__Supplied data__
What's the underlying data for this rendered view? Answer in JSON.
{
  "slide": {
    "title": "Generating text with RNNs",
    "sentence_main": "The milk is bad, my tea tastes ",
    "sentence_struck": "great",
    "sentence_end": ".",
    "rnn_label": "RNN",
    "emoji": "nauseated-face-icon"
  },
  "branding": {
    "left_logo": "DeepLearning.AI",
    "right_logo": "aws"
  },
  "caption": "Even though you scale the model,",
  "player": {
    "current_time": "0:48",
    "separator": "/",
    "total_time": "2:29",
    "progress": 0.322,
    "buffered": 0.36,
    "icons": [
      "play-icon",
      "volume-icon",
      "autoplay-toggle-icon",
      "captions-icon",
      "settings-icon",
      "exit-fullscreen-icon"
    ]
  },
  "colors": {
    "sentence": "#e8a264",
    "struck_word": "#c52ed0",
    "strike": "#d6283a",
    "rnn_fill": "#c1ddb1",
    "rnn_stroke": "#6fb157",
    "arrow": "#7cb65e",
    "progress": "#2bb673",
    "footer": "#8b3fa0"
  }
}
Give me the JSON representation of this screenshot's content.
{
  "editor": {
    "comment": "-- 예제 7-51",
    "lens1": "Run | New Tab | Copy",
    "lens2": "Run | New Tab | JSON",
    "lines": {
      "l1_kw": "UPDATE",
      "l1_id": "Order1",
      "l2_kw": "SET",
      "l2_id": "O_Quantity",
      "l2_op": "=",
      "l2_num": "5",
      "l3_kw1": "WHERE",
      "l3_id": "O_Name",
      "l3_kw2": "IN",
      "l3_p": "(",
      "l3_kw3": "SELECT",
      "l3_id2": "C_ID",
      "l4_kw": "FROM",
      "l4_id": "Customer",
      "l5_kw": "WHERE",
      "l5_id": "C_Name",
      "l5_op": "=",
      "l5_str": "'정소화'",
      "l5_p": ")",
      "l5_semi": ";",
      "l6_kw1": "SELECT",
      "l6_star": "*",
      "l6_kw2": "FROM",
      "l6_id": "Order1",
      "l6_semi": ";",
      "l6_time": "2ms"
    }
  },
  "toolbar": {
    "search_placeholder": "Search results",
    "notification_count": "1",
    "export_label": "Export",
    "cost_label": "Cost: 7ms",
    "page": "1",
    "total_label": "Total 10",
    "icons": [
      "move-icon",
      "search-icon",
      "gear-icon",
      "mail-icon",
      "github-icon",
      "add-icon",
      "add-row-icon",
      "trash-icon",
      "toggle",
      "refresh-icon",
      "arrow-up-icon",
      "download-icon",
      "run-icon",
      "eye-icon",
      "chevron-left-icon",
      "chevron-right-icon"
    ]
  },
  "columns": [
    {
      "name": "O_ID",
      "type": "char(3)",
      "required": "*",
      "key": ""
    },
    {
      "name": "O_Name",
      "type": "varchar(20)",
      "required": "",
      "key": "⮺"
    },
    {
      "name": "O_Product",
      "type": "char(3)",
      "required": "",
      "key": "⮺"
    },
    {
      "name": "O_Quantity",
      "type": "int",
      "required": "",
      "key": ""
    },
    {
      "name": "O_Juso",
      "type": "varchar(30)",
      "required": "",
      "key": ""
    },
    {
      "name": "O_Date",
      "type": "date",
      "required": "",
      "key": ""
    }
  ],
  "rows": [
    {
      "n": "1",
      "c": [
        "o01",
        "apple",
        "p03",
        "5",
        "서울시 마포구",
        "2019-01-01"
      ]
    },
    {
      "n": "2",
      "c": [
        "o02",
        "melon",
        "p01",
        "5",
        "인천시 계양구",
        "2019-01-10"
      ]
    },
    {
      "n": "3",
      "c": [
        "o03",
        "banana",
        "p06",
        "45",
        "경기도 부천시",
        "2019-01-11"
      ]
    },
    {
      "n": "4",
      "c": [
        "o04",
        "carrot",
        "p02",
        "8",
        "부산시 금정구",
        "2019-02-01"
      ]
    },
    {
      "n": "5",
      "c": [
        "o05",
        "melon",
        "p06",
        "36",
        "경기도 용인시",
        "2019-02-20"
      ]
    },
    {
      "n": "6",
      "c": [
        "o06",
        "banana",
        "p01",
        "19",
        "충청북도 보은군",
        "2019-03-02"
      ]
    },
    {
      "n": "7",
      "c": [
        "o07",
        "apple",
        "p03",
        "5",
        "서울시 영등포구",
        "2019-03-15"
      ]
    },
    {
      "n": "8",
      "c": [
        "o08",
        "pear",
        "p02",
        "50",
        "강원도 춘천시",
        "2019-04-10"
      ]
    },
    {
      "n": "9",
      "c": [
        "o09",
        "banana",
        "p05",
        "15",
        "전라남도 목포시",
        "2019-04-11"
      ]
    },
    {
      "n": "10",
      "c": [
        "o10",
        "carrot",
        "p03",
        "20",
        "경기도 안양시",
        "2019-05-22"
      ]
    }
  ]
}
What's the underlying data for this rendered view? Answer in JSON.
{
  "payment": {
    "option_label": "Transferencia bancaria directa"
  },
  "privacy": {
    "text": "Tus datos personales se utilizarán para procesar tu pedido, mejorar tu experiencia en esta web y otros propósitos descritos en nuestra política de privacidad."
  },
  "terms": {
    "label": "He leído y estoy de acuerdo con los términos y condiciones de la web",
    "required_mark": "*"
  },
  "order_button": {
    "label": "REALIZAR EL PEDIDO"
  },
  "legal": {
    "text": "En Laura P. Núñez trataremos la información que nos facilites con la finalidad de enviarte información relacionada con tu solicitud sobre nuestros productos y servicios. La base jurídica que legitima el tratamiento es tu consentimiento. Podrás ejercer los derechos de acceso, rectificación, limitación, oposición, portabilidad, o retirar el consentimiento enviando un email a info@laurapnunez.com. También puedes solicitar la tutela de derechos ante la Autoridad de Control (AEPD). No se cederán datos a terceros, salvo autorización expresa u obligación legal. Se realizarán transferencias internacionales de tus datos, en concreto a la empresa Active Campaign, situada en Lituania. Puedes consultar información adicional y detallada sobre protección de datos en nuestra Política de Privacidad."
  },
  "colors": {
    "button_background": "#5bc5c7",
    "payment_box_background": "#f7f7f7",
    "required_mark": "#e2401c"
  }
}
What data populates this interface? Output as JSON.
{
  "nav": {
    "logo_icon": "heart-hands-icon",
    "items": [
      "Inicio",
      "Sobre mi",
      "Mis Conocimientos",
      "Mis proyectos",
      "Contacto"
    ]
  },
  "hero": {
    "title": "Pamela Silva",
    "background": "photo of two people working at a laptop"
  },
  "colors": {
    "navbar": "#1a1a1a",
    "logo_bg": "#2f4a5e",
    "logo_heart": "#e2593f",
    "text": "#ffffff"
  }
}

__Given problem__
Reproduce the final stretch of the data above: every line from the one holding "What data populates" through the end, inclusive, exactly as written and nothing else.

__Exercise output__
What data populates this interface? Output as JSON.
{
  "nav": {
    "logo_icon": "heart-hands-icon",
    "items": [
      "Inicio",
      "Sobre mi",
      "Mis Conocimientos",
      "Mis proyectos",
      "Contacto"
    ]
  },
  "hero": {
    "title": "Pamela Silva",
    "background": "photo of two people working at a laptop"
  },
  "colors": {
    "navbar": "#1a1a1a",
    "logo_bg": "#2f4a5e",
    "logo_heart": "#e2593f",
    "text": "#ffffff"
  }
}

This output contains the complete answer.